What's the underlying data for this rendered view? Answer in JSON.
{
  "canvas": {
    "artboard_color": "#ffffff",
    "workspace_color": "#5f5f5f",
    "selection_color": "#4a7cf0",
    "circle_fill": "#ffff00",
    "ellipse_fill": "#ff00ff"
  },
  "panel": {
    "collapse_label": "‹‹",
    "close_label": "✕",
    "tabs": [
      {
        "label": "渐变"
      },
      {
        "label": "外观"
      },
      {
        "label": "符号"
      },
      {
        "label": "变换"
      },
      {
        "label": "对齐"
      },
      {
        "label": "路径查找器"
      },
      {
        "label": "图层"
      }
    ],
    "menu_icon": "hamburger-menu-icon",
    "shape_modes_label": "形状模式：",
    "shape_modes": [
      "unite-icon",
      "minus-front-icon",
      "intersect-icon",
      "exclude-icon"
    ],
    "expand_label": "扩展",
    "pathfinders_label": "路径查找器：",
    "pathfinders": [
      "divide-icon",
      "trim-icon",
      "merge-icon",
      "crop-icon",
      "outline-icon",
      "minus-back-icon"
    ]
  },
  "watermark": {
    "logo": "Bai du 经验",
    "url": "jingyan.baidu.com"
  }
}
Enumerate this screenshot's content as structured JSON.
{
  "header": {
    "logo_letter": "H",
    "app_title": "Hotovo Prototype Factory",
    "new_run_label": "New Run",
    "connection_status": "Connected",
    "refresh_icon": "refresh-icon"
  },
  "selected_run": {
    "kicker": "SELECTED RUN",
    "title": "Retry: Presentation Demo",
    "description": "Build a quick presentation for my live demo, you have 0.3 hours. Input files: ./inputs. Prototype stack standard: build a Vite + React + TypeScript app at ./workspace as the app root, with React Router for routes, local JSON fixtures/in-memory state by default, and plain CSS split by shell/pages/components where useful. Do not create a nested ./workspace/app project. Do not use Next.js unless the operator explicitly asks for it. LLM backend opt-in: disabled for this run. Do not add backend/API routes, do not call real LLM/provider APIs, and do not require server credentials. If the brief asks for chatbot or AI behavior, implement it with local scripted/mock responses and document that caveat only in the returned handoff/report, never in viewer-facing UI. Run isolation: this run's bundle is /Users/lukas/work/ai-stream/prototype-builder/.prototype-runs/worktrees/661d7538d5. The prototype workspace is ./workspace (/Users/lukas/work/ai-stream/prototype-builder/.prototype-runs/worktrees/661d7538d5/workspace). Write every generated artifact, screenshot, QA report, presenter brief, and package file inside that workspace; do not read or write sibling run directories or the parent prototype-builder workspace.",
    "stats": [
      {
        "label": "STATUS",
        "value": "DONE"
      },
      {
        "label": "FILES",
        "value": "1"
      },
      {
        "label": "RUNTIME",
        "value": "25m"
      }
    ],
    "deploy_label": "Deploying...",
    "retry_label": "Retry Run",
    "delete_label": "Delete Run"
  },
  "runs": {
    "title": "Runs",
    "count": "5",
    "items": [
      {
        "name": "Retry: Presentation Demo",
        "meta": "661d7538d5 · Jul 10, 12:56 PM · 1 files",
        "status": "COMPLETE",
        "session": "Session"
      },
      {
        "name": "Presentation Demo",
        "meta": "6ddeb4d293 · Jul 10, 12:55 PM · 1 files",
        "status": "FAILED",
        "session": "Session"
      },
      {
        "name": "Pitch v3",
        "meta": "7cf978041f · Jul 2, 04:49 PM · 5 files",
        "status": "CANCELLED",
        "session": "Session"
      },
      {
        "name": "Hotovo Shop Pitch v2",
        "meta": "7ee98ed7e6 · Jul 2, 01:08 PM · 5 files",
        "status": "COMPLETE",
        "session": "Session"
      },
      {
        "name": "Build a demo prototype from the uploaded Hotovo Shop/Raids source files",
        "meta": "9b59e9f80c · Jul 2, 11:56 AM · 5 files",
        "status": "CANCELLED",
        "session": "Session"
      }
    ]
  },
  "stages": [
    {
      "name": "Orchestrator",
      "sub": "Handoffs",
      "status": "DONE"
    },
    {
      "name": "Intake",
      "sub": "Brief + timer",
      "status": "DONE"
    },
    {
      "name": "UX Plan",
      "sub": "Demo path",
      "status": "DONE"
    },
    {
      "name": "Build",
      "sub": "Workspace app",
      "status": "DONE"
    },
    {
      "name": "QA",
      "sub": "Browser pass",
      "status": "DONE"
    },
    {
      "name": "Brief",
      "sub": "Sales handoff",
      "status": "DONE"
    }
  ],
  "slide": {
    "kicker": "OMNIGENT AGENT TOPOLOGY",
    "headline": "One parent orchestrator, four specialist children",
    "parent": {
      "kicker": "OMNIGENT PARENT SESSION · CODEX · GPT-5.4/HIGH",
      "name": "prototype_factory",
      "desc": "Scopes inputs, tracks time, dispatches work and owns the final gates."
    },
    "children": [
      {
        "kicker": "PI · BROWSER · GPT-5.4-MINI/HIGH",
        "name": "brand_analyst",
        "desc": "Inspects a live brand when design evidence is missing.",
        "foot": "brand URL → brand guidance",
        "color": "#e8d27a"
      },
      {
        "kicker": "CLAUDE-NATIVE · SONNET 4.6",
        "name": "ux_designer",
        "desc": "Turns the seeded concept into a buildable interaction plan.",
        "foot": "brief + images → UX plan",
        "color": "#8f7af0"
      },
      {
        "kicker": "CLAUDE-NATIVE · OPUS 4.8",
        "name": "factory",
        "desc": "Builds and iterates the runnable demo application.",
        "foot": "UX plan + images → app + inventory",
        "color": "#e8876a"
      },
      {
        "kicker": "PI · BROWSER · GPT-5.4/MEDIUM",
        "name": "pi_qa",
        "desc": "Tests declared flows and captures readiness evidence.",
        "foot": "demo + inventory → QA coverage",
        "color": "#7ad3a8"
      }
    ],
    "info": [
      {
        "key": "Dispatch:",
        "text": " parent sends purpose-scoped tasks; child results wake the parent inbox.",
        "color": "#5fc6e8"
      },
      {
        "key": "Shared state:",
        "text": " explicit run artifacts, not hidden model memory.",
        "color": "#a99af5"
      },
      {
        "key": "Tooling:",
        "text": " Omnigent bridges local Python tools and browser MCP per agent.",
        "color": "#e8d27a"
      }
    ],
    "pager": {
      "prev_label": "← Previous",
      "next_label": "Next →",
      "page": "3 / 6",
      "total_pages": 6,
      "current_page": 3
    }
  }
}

= = =

#### TASK REQUIREMENTS:
Return the whole listing exactly.

#### EXPECTED ANSWER:
What's the underlying data for this rendered view? Answer in JSON.
{
  "canvas": {
    "artboard_color": "#ffffff",
    "workspace_color": "#5f5f5f",
    "selection_color": "#4a7cf0",
    "circle_fill": "#ffff00",
    "ellipse_fill": "#ff00ff"
  },
  "panel": {
    "collapse_label": "‹‹",
    "close_label": "✕",
    "tabs": [
      {
        "label": "渐变"
      },
      {
        "label": "外观"
      },
      {
        "label": "符号"
      },
      {
        "label": "变换"
      },
      {
        "label": "对齐"
      },
      {
        "label": "路径查找器"
      },
      {
        "label": "图层"
      }
    ],
    "menu_icon": "hamburger-menu-icon",
    "shape_modes_label": "形状模式：",
    "shape_modes": [
      "unite-icon",
      "minus-front-icon",
      "intersect-icon",
      "exclude-icon"
    ],
    "expand_label": "扩展",
    "pathfinders_label": "路径查找器：",
    "pathfinders": [
      "divide-icon",
      "trim-icon",
      "merge-icon",
      "crop-icon",
      "outline-icon",
      "minus-back-icon"
    ]
  },
  "watermark": {
    "logo": "Bai du 经验",
    "url": "jingyan.baidu.com"
  }
}
Enumerate this screenshot's content as structured JSON.
{
  "header": {
    "logo_letter": "H",
    "app_title": "Hotovo Prototype Factory",
    "new_run_label": "New Run",
    "connection_status": "Connected",
    "refresh_icon": "refresh-icon"
  },
  "selected_run": {
    "kicker": "SELECTED RUN",
    "title": "Retry: Presentation Demo",
    "description": "Build a quick presentation for my live demo, you have 0.3 hours. Input files: ./inputs. Prototype stack standard: build a Vite + React + TypeScript app at ./workspace as the app root, with React Router for routes, local JSON fixtures/in-memory state by default, and plain CSS split by shell/pages/components where useful. Do not create a nested ./workspace/app project. Do not use Next.js unless the operator explicitly asks for it. LLM backend opt-in: disabled for this run. Do not add backend/API routes, do not call real LLM/provider APIs, and do not require server credentials. If the brief asks for chatbot or AI behavior, implement it with local scripted/mock responses and document that caveat only in the returned handoff/report, never in viewer-facing UI. Run isolation: this run's bundle is /Users/lukas/work/ai-stream/prototype-builder/.prototype-runs/worktrees/661d7538d5. The prototype workspace is ./workspace (/Users/lukas/work/ai-stream/prototype-builder/.prototype-runs/worktrees/661d7538d5/workspace). Write every generated artifact, screenshot, QA report, presenter brief, and package file inside that workspace; do not read or write sibling run directories or the parent prototype-builder workspace.",
    "stats": [
      {
        "label": "STATUS",
        "value": "DONE"
      },
      {
        "label": "FILES",
        "value": "1"
      },
      {
        "label": "RUNTIME",
        "value": "25m"
      }
    ],
    "deploy_label": "Deploying...",
    "retry_label": "Retry Run",
    "delete_label": "Delete Run"
  },
  "runs": {
    "title": "Runs",
    "count": "5",
    "items": [
      {
        "name": "Retry: Presentation Demo",
        "meta": "661d7538d5 · Jul 10, 12:56 PM · 1 files",
        "status": "COMPLETE",
        "session": "Session"
      },
      {
        "name": "Presentation Demo",
        "meta": "6ddeb4d293 · Jul 10, 12:55 PM · 1 files",
        "status": "FAILED",
        "session": "Session"
      },
      {
        "name": "Pitch v3",
        "meta": "7cf978041f · Jul 2, 04:49 PM · 5 files",
        "status": "CANCELLED",
        "session": "Session"
      },
      {
        "name": "Hotovo Shop Pitch v2",
        "meta": "7ee98ed7e6 · Jul 2, 01:08 PM · 5 files",
        "status": "COMPLETE",
        "session": "Session"
      },
      {
        "name": "Build a demo prototype from the uploaded Hotovo Shop/Raids source files",
        "meta": "9b59e9f80c · Jul 2, 11:56 AM · 5 files",
        "status": "CANCELLED",
        "session": "Session"
      }
    ]
  },
  "stages": [
    {
      "name": "Orchestrator",
      "sub": "Handoffs",
      "status": "DONE"
    },
    {
      "name": "Intake",
      "sub": "Brief + timer",
      "status": "DONE"
    },
    {
      "name": "UX Plan",
      "sub": "Demo path",
      "status": "DONE"
    },
    {
      "name": "Build",
      "sub": "Workspace app",
      "status": "DONE"
    },
    {
      "name": "QA",
      "sub": "Browser pass",
      "status": "DONE"
    },
    {
      "name": "Brief",
      "sub": "Sales handoff",
      "status": "DONE"
    }
  ],
  "slide": {
    "kicker": "OMNIGENT AGENT TOPOLOGY",
    "headline": "One parent orchestrator, four specialist children",
    "parent": {
      "kicker": "OMNIGENT PARENT SESSION · CODEX · GPT-5.4/HIGH",
      "name": "prototype_factory",
      "desc": "Scopes inputs, tracks time, dispatches work and owns the final gates."
    },
    "children": [
      {
        "kicker": "PI · BROWSER · GPT-5.4-MINI/HIGH",
        "name": "brand_analyst",
        "desc": "Inspects a live brand when design evidence is missing.",
        "foot": "brand URL → brand guidance",
        "color": "#e8d27a"
      },
      {
        "kicker": "CLAUDE-NATIVE · SONNET 4.6",
        "name": "ux_designer",
        "desc": "Turns the seeded concept into a buildable interaction plan.",
        "foot": "brief + images → UX plan",
        "color": "#8f7af0"
      },
      {
        "kicker": "CLAUDE-NATIVE · OPUS 4.8",
        "name": "factory",
        "desc": "Builds and iterates the runnable demo application.",
        "foot": "UX plan + images → app + inventory",
        "color": "#e8876a"
      },
      {
        "kicker": "PI · BROWSER · GPT-5.4/MEDIUM",
        "name": "pi_qa",
        "desc": "Tests declared flows and captures readiness evidence.",
        "foot": "demo + inventory → QA coverage",
        "color": "#7ad3a8"
      }
    ],
    "info": [
      {
        "key": "Dispatch:",
        "text": " parent sends purpose-scoped tasks; child results wake the parent inbox.",
        "color": "#5fc6e8"
      },
      {
        "key": "Shared state:",
        "text": " explicit run artifacts, not hidden model memory.",
        "color": "#a99af5"
      },
      {
        "key": "Tooling:",
        "text": " Omnigent bridges local Python tools and browser MCP per agent.",
        "color": "#e8d27a"
      }
    ],
    "pager": {
      "prev_label": "← Previous",
      "next_label": "Next →",
      "page": "3 / 6",
      "total_pages": 6,
      "current_page": 3
    }
  }
}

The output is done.